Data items
• • •

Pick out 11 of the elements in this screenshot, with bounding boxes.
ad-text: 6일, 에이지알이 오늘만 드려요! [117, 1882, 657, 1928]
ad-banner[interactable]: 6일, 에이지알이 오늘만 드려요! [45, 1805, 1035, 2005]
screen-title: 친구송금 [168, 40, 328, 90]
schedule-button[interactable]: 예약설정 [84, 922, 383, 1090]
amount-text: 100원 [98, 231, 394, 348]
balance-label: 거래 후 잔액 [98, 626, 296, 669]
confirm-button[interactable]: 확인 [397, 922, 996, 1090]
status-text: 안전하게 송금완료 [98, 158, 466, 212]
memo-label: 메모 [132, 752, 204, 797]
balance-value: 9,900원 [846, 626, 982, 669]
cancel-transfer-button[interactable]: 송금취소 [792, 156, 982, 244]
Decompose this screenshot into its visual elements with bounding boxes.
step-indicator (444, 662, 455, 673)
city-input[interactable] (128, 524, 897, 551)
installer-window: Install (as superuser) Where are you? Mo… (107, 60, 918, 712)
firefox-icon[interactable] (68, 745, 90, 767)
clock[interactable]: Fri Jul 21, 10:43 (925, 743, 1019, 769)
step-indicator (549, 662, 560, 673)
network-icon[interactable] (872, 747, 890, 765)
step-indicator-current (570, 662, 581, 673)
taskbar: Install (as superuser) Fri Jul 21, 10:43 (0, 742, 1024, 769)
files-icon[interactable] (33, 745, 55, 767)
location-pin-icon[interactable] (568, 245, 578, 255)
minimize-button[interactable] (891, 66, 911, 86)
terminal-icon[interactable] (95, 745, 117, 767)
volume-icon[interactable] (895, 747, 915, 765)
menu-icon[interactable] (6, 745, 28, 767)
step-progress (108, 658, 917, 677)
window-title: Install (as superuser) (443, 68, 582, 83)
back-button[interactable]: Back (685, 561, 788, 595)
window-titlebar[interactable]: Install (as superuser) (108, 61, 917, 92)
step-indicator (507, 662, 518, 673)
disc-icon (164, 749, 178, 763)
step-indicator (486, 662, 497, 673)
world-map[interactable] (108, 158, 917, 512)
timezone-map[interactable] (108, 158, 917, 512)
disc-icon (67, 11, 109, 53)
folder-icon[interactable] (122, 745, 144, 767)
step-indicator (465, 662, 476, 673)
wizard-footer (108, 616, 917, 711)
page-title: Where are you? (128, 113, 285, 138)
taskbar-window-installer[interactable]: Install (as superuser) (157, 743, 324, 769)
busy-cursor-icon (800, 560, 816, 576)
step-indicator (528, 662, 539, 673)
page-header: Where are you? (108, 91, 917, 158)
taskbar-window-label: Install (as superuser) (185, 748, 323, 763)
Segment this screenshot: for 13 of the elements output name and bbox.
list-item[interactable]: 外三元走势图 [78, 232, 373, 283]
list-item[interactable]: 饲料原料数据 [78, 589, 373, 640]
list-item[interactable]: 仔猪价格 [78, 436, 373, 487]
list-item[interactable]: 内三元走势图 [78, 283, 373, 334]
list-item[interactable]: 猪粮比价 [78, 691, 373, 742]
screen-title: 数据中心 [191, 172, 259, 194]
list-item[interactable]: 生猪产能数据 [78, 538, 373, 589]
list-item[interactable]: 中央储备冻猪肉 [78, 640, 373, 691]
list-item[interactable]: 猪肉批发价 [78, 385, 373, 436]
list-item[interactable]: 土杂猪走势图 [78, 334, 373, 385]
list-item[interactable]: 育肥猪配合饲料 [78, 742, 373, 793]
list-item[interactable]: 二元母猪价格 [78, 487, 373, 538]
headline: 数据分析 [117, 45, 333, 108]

• • •

- _Aim_: Write out every line of the data items above, unchanged.

- _Written answer_:
Pick out 11 of the elements in this screenshot, with bounding boxes.
ad-text: 6일, 에이지알이 오늘만 드려요! [117, 1882, 657, 1928]
ad-banner[interactable]: 6일, 에이지알이 오늘만 드려요! [45, 1805, 1035, 2005]
screen-title: 친구송금 [168, 40, 328, 90]
schedule-button[interactable]: 예약설정 [84, 922, 383, 1090]
amount-text: 100원 [98, 231, 394, 348]
balance-label: 거래 후 잔액 [98, 626, 296, 669]
confirm-button[interactable]: 확인 [397, 922, 996, 1090]
status-text: 안전하게 송금완료 [98, 158, 466, 212]
memo-label: 메모 [132, 752, 204, 797]
balance-value: 9,900원 [846, 626, 982, 669]
cancel-transfer-button[interactable]: 송금취소 [792, 156, 982, 244]
Decompose this screenshot into its visual elements with bounding boxes.
step-indicator (444, 662, 455, 673)
city-input[interactable] (128, 524, 897, 551)
installer-window: Install (as superuser) Where are you? Mo… (107, 60, 918, 712)
firefox-icon[interactable] (68, 745, 90, 767)
clock[interactable]: Fri Jul 21, 10:43 (925, 743, 1019, 769)
step-indicator (549, 662, 560, 673)
network-icon[interactable] (872, 747, 890, 765)
step-indicator-current (570, 662, 581, 673)
taskbar: Install (as superuser) Fri Jul 21, 10:43 (0, 742, 1024, 769)
files-icon[interactable] (33, 745, 55, 767)
location-pin-icon[interactable] (568, 245, 578, 255)
minimize-button[interactable] (891, 66, 911, 86)
terminal-icon[interactable] (95, 745, 117, 767)
volume-icon[interactable] (895, 747, 915, 765)
menu-icon[interactable] (6, 745, 28, 767)
step-progress (108, 658, 917, 677)
window-title: Install (as superuser) (443, 68, 582, 83)
back-button[interactable]: Back (685, 561, 788, 595)
window-titlebar[interactable]: Install (as superuser) (108, 61, 917, 92)
step-indicator (507, 662, 518, 673)
disc-icon (164, 749, 178, 763)
step-indicator (486, 662, 497, 673)
world-map[interactable] (108, 158, 917, 512)
timezone-map[interactable] (108, 158, 917, 512)
disc-icon (67, 11, 109, 53)
folder-icon[interactable] (122, 745, 144, 767)
step-indicator (465, 662, 476, 673)
wizard-footer (108, 616, 917, 711)
page-title: Where are you? (128, 113, 285, 138)
taskbar-window-installer[interactable]: Install (as superuser) (157, 743, 324, 769)
busy-cursor-icon (800, 560, 816, 576)
step-indicator (528, 662, 539, 673)
page-header: Where are you? (108, 91, 917, 158)
taskbar-window-label: Install (as superuser) (185, 748, 323, 763)
Segment this screenshot: for 13 of the elements output name and bbox.
list-item[interactable]: 外三元走势图 [78, 232, 373, 283]
list-item[interactable]: 饲料原料数据 [78, 589, 373, 640]
list-item[interactable]: 仔猪价格 [78, 436, 373, 487]
list-item[interactable]: 内三元走势图 [78, 283, 373, 334]
list-item[interactable]: 猪粮比价 [78, 691, 373, 742]
screen-title: 数据中心 [191, 172, 259, 194]
list-item[interactable]: 生猪产能数据 [78, 538, 373, 589]
list-item[interactable]: 中央储备冻猪肉 [78, 640, 373, 691]
list-item[interactable]: 猪肉批发价 [78, 385, 373, 436]
list-item[interactable]: 土杂猪走势图 [78, 334, 373, 385]
list-item[interactable]: 育肥猪配合饲料 [78, 742, 373, 793]
list-item[interactable]: 二元母猪价格 [78, 487, 373, 538]
headline: 数据分析 [117, 45, 333, 108]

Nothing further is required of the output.